**SET EXERCISE:**
Emit the entire listing verbatim.

**ENTRIES SUPPLIED:**
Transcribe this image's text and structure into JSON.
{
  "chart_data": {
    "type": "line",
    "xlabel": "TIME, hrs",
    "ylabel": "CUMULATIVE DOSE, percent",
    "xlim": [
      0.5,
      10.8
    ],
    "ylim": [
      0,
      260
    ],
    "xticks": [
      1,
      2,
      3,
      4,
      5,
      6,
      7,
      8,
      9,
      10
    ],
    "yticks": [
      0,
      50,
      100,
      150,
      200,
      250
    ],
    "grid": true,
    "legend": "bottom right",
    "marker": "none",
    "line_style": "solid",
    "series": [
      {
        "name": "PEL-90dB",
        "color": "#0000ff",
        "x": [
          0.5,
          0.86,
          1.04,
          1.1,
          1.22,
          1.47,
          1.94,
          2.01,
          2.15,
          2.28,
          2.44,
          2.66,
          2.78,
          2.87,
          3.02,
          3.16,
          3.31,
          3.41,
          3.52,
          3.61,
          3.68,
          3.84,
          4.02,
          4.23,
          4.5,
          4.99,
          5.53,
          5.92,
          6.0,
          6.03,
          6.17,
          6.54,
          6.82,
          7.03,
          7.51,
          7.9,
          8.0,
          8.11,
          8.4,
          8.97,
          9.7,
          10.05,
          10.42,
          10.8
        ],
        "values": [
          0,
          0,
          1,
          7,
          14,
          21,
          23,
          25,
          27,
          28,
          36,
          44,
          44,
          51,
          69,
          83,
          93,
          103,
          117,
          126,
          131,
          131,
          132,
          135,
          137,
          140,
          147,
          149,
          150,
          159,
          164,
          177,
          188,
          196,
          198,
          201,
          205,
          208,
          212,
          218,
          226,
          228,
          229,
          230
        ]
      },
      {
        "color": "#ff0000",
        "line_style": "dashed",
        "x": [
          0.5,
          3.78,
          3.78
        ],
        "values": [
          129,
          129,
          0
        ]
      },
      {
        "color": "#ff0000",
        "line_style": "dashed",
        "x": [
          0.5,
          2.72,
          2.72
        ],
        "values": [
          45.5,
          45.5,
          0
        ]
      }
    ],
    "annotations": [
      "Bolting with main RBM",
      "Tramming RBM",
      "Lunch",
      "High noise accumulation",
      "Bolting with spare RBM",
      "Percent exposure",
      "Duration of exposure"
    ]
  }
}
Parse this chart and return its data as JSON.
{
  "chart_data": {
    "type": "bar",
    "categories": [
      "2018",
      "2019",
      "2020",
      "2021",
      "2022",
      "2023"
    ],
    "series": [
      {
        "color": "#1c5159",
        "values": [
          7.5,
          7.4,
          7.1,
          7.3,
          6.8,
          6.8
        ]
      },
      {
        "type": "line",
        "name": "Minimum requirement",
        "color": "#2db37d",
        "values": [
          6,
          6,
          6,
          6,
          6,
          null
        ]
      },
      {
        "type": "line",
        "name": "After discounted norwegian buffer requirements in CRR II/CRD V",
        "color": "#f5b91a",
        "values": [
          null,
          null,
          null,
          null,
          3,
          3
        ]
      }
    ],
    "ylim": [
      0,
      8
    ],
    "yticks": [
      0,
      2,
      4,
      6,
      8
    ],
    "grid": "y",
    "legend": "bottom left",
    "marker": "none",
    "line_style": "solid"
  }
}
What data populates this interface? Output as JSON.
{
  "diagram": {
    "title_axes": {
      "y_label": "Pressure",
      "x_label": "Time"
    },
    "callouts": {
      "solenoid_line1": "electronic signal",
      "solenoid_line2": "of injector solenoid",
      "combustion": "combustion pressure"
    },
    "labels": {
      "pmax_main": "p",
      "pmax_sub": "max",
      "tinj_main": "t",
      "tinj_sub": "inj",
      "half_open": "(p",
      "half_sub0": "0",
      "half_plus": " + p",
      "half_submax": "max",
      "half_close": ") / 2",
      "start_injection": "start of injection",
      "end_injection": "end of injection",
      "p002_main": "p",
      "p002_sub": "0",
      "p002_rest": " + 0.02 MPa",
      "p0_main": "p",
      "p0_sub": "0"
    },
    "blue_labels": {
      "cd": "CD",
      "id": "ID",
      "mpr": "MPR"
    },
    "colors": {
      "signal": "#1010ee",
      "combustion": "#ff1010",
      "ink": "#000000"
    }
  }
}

**REPLY:**
Transcribe this image's text and structure into JSON.
{
  "chart_data": {
    "type": "line",
    "xlabel": "TIME, hrs",
    "ylabel": "CUMULATIVE DOSE, percent",
    "xlim": [
      0.5,
      10.8
    ],
    "ylim": [
      0,
      260
    ],
    "xticks": [
      1,
      2,
      3,
      4,
      5,
      6,
      7,
      8,
      9,
      10
    ],
    "yticks": [
      0,
      50,
      100,
      150,
      200,
      250
    ],
    "grid": true,
    "legend": "bottom right",
    "marker": "none",
    "line_style": "solid",
    "series": [
      {
        "name": "PEL-90dB",
        "color": "#0000ff",
        "x": [
          0.5,
          0.86,
          1.04,
          1.1,
          1.22,
          1.47,
          1.94,
          2.01,
          2.15,
          2.28,
          2.44,
          2.66,
          2.78,
          2.87,
          3.02,
          3.16,
          3.31,
          3.41,
          3.52,
          3.61,
          3.68,
          3.84,
          4.02,
          4.23,
          4.5,
          4.99,
          5.53,
          5.92,
          6.0,
          6.03,
          6.17,
          6.54,
          6.82,
          7.03,
          7.51,
          7.9,
          8.0,
          8.11,
          8.4,
          8.97,
          9.7,
          10.05,
          10.42,
          10.8
        ],
        "values": [
          0,
          0,
          1,
          7,
          14,
          21,
          23,
          25,
          27,
          28,
          36,
          44,
          44,
          51,
          69,
          83,
          93,
          103,
          117,
          126,
          131,
          131,
          132,
          135,
          137,
          140,
          147,
          149,
          150,
          159,
          164,
          177,
          188,
          196,
          198,
          201,
          205,
          208,
          212,
          218,
          226,
          228,
          229,
          230
        ]
      },
      {
        "color": "#ff0000",
        "line_style": "dashed",
        "x": [
          0.5,
          3.78,
          3.78
        ],
        "values": [
          129,
          129,
          0
        ]
      },
      {
        "color": "#ff0000",
        "line_style": "dashed",
        "x": [
          0.5,
          2.72,
          2.72
        ],
        "values": [
          45.5,
          45.5,
          0
        ]
      }
    ],
    "annotations": [
      "Bolting with main RBM",
      "Tramming RBM",
      "Lunch",
      "High noise accumulation",
      "Bolting with spare RBM",
      "Percent exposure",
      "Duration of exposure"
    ]
  }
}
Parse this chart and return its data as JSON.
{
  "chart_data": {
    "type": "bar",
    "categories": [
      "2018",
      "2019",
      "2020",
      "2021",
      "2022",
      "2023"
    ],
    "series": [
      {
        "color": "#1c5159",
        "values": [
          7.5,
          7.4,
          7.1,
          7.3,
          6.8,
          6.8
        ]
      },
      {
        "type": "line",
        "name": "Minimum requirement",
        "color": "#2db37d",
        "values": [
          6,
          6,
          6,
          6,
          6,
          null
        ]
      },
      {
        "type": "line",
        "name": "After discounted norwegian buffer requirements in CRR II/CRD V",
        "color": "#f5b91a",
        "values": [
          null,
          null,
          null,
          null,
          3,
          3
        ]
      }
    ],
    "ylim": [
      0,
      8
    ],
    "yticks": [
      0,
      2,
      4,
      6,
      8
    ],
    "grid": "y",
    "legend": "bottom left",
    "marker": "none",
    "line_style": "solid"
  }
}
What data populates this interface? Output as JSON.
{
  "diagram": {
    "title_axes": {
      "y_label": "Pressure",
      "x_label": "Time"
    },
    "callouts": {
      "solenoid_line1": "electronic signal",
      "solenoid_line2": "of injector solenoid",
      "combustion": "combustion pressure"
    },
    "labels": {
      "pmax_main": "p",
      "pmax_sub": "max",
      "tinj_main": "t",
      "tinj_sub": "inj",
      "half_open": "(p",
      "half_sub0": "0",
      "half_plus": " + p",
      "half_submax": "max",
      "half_close": ") / 2",
      "start_injection": "start of injection",
      "end_injection": "end of injection",
      "p002_main": "p",
      "p002_sub": "0",
      "p002_rest": " + 0.02 MPa",
      "p0_main": "p",
      "p0_sub": "0"
    },
    "blue_labels": {
      "cd": "CD",
      "id": "ID",
      "mpr": "MPR"
    },
    "colors": {
      "signal": "#1010ee",
      "combustion": "#ff1010",
      "ink": "#000000"
    }
  }
}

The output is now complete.